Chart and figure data
◇ ◇ ◇

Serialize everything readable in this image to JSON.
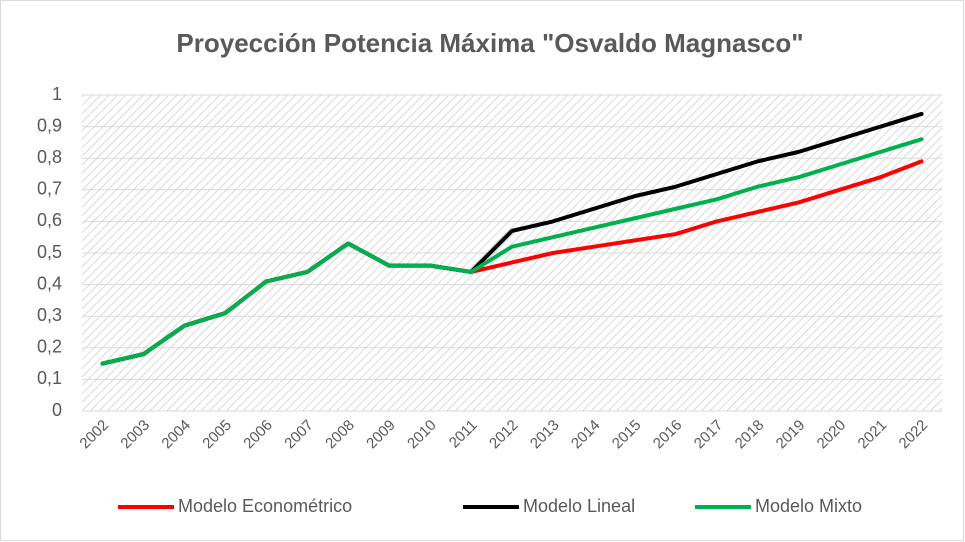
{
  "chart_data": {
    "type": "line",
    "title": "Proyección Potencia Máxima \"Osvaldo Magnasco\"",
    "categories": [
      "2002",
      "2003",
      "2004",
      "2005",
      "2006",
      "2007",
      "2008",
      "2009",
      "2010",
      "2011",
      "2012",
      "2013",
      "2014",
      "2015",
      "2016",
      "2017",
      "2018",
      "2019",
      "2020",
      "2021",
      "2022"
    ],
    "series": [
      {
        "name": "Modelo Econométrico",
        "color": "#ff0000",
        "values": [
          0.15,
          0.18,
          0.27,
          0.31,
          0.41,
          0.44,
          0.53,
          0.46,
          0.46,
          0.44,
          0.47,
          0.5,
          0.52,
          0.54,
          0.56,
          0.6,
          0.63,
          0.66,
          0.7,
          0.74,
          0.79
        ]
      },
      {
        "name": "Modelo Lineal",
        "color": "#000000",
        "values": [
          0.15,
          0.18,
          0.27,
          0.31,
          0.41,
          0.44,
          0.53,
          0.46,
          0.46,
          0.44,
          0.57,
          0.6,
          0.64,
          0.68,
          0.71,
          0.75,
          0.79,
          0.82,
          0.86,
          0.9,
          0.94
        ]
      },
      {
        "name": "Modelo Mixto",
        "color": "#00b050",
        "values": [
          0.15,
          0.18,
          0.27,
          0.31,
          0.41,
          0.44,
          0.53,
          0.46,
          0.46,
          0.44,
          0.52,
          0.55,
          0.58,
          0.61,
          0.64,
          0.67,
          0.71,
          0.74,
          0.78,
          0.82,
          0.86
        ]
      }
    ],
    "ylim": [
      0,
      1
    ],
    "yticks": [
      0,
      {
        "value": 0.1,
        "label": "0,1"
      },
      {
        "value": 0.2,
        "label": "0,2"
      },
      {
        "value": 0.3,
        "label": "0,3"
      },
      {
        "value": 0.4,
        "label": "0,4"
      },
      {
        "value": 0.5,
        "label": "0,5"
      },
      {
        "value": 0.6,
        "label": "0,6"
      },
      {
        "value": 0.7,
        "label": "0,7"
      },
      {
        "value": 0.8,
        "label": "0,8"
      },
      {
        "value": 0.9,
        "label": "0,9"
      },
      1
    ],
    "grid": true,
    "legend": "bottom"
  }
}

◇ ◇ ◇

◆ Given task
Copy out each line of the entries that holds "color".

◆ Complete response
        "color": "#ff0000",
        "color": "#000000",
        "color": "#00b050",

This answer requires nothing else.